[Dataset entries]
——————

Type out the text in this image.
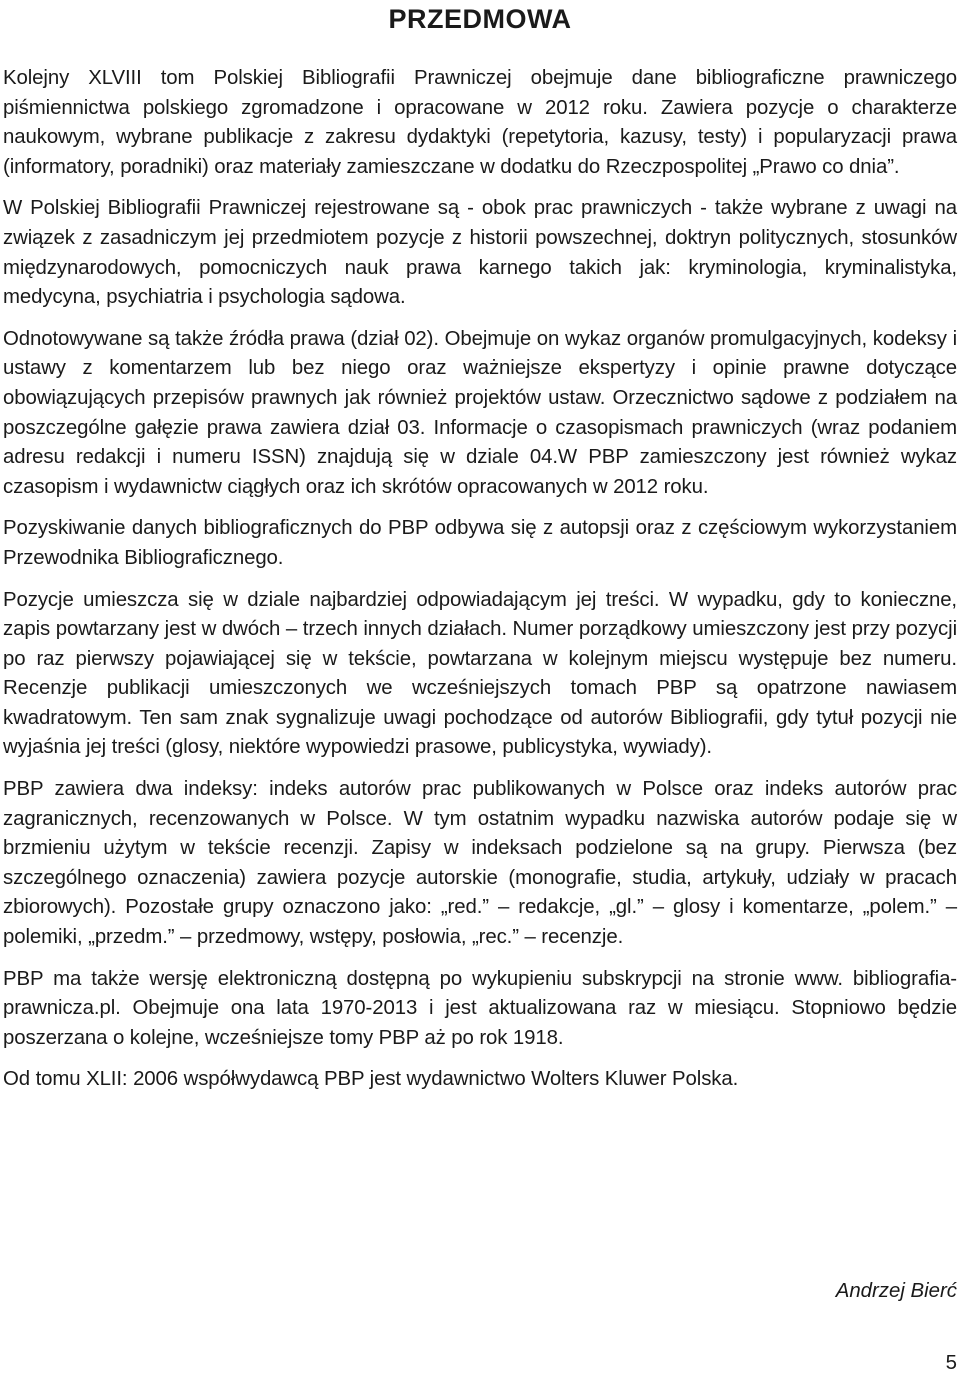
PRZEDMOWA

Kolejny XLVIII tom Polskiej Bibliografii Prawniczej obejmuje dane bibliograficzne prawniczego piśmiennictwa polskiego zgromadzone i opracowane w 2012 roku. Zawiera pozycje o charakterze naukowym, wybrane publikacje z zakresu dydaktyki (repetytoria, kazusy, testy) i popularyzacji prawa (informatory, poradniki) oraz materiały zamieszczane w dodatku do Rzeczpospolitej „Prawo co dnia”.

W Polskiej Bibliografii Prawniczej rejestrowane są - obok prac prawniczych - także wybrane z uwagi na związek z zasadniczym jej przedmiotem pozycje z historii powszechnej, doktryn politycznych, stosunków międzynarodowych, pomocniczych nauk prawa karnego takich jak: kryminologia, kryminalistyka, medycyna, psychiatria i psychologia sądowa.

Odnotowywane są także źródła prawa (dział 02). Obejmuje on wykaz organów promulgacyjnych, kodeksy i ustawy z komentarzem lub bez niego oraz ważniejsze ekspertyzy i opinie prawne dotyczące obowiązujących przepisów prawnych jak również projektów ustaw. Orzecznictwo sądowe z podziałem na poszczególne gałęzie prawa zawiera dział 03. Informacje o czasopismach prawniczych (wraz podaniem adresu redakcji i numeru ISSN) znajdują się w dziale 04.W PBP zamieszczony jest również wykaz czasopism i wydawnictw ciągłych oraz ich skrótów opracowanych w 2012 roku.

Pozyskiwanie danych bibliograficznych do PBP odbywa się z autopsji oraz z częściowym wykorzystaniem Przewodnika Bibliograficznego.

Pozycje umieszcza się w dziale najbardziej odpowiadającym jej treści. W wypadku, gdy to konieczne, zapis powtarzany jest w dwóch – trzech innych działach. Numer porządkowy umieszczony jest przy pozycji po raz pierwszy pojawiającej się w tekście, powtarzana w kolejnym miejscu występuje bez numeru. Recenzje publikacji umieszczonych we wcześniejszych tomach PBP są opatrzone nawiasem kwadratowym. Ten sam znak sygnalizuje uwagi pochodzące od autorów Bibliografii, gdy tytuł pozycji nie wyjaśnia jej treści (glosy, niektóre wypowiedzi prasowe, publicystyka, wywiady).

PBP zawiera dwa indeksy: indeks autorów prac publikowanych w Polsce oraz indeks autorów prac zagranicznych, recenzowanych w Polsce. W tym ostatnim wypadku nazwiska autorów podaje się w brzmieniu użytym w tekście recenzji. Zapisy w indeksach podzielone są na grupy. Pierwsza (bez szczególnego oznaczenia) zawiera pozycje autorskie (monografie, studia, artykuły, udziały w pracach zbiorowych). Pozostałe grupy oznaczono jako: „red.” – redakcje, „gl.” – glosy i komentarze, „polem.” – polemiki, „przedm.” – przedmowy, wstępy, posłowia, „rec.” – recenzje.

PBP ma także wersję elektroniczną dostępną po wykupieniu subskrypcji na stronie www. bibliografia-prawnicza.pl. Obejmuje ona lata 1970-2013 i jest aktualizowana raz w miesiącu. Stopniowo będzie poszerzana o kolejne, wcześniejsze tomy PBP aż po rok 1918.

Od tomu XLII: 2006 współwydawcą PBP jest wydawnictwo Wolters Kluwer Polska.

Andrzej Bierć
5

——————

▶ _Written instruction_: Go through the entries above and output them exactly, without pictures.

▶ _Expected output_:
Type out the text in this image.
PRZEDMOWA

Kolejny XLVIII tom Polskiej Bibliografii Prawniczej obejmuje dane bibliograficzne prawniczego piśmiennictwa polskiego zgromadzone i opracowane w 2012 roku. Zawiera pozycje o charakterze naukowym, wybrane publikacje z zakresu dydaktyki (repetytoria, kazusy, testy) i popularyzacji prawa (informatory, poradniki) oraz materiały zamieszczane w dodatku do Rzeczpospolitej „Prawo co dnia”.

W Polskiej Bibliografii Prawniczej rejestrowane są - obok prac prawniczych - także wybrane z uwagi na związek z zasadniczym jej przedmiotem pozycje z historii powszechnej, doktryn politycznych, stosunków międzynarodowych, pomocniczych nauk prawa karnego takich jak: kryminologia, kryminalistyka, medycyna, psychiatria i psychologia sądowa.

Odnotowywane są także źródła prawa (dział 02). Obejmuje on wykaz organów promulgacyjnych, kodeksy i ustawy z komentarzem lub bez niego oraz ważniejsze ekspertyzy i opinie prawne dotyczące obowiązujących przepisów prawnych jak również projektów ustaw. Orzecznictwo sądowe z podziałem na poszczególne gałęzie prawa zawiera dział 03. Informacje o czasopismach prawniczych (wraz podaniem adresu redakcji i numeru ISSN) znajdują się w dziale 04.W PBP zamieszczony jest również wykaz czasopism i wydawnictw ciągłych oraz ich skrótów opracowanych w 2012 roku.

Pozyskiwanie danych bibliograficznych do PBP odbywa się z autopsji oraz z częściowym wykorzystaniem Przewodnika Bibliograficznego.

Pozycje umieszcza się w dziale najbardziej odpowiadającym jej treści. W wypadku, gdy to konieczne, zapis powtarzany jest w dwóch – trzech innych działach. Numer porządkowy umieszczony jest przy pozycji po raz pierwszy pojawiającej się w tekście, powtarzana w kolejnym miejscu występuje bez numeru. Recenzje publikacji umieszczonych we wcześniejszych tomach PBP są opatrzone nawiasem kwadratowym. Ten sam znak sygnalizuje uwagi pochodzące od autorów Bibliografii, gdy tytuł pozycji nie wyjaśnia jej treści (glosy, niektóre wypowiedzi prasowe, publicystyka, wywiady).

PBP zawiera dwa indeksy: indeks autorów prac publikowanych w Polsce oraz indeks autorów prac zagranicznych, recenzowanych w Polsce. W tym ostatnim wypadku nazwiska autorów podaje się w brzmieniu użytym w tekście recenzji. Zapisy w indeksach podzielone są na grupy. Pierwsza (bez szczególnego oznaczenia) zawiera pozycje autorskie (monografie, studia, artykuły, udziały w pracach zbiorowych). Pozostałe grupy oznaczono jako: „red.” – redakcje, „gl.” – glosy i komentarze, „polem.” – polemiki, „przedm.” – przedmowy, wstępy, posłowia, „rec.” – recenzje.

PBP ma także wersję elektroniczną dostępną po wykupieniu subskrypcji na stronie www. bibliografia-prawnicza.pl. Obejmuje ona lata 1970-2013 i jest aktualizowana raz w miesiącu. Stopniowo będzie poszerzana o kolejne, wcześniejsze tomy PBP aż po rok 1918.

Od tomu XLII: 2006 współwydawcą PBP jest wydawnictwo Wolters Kluwer Polska.

Andrzej Bierć
5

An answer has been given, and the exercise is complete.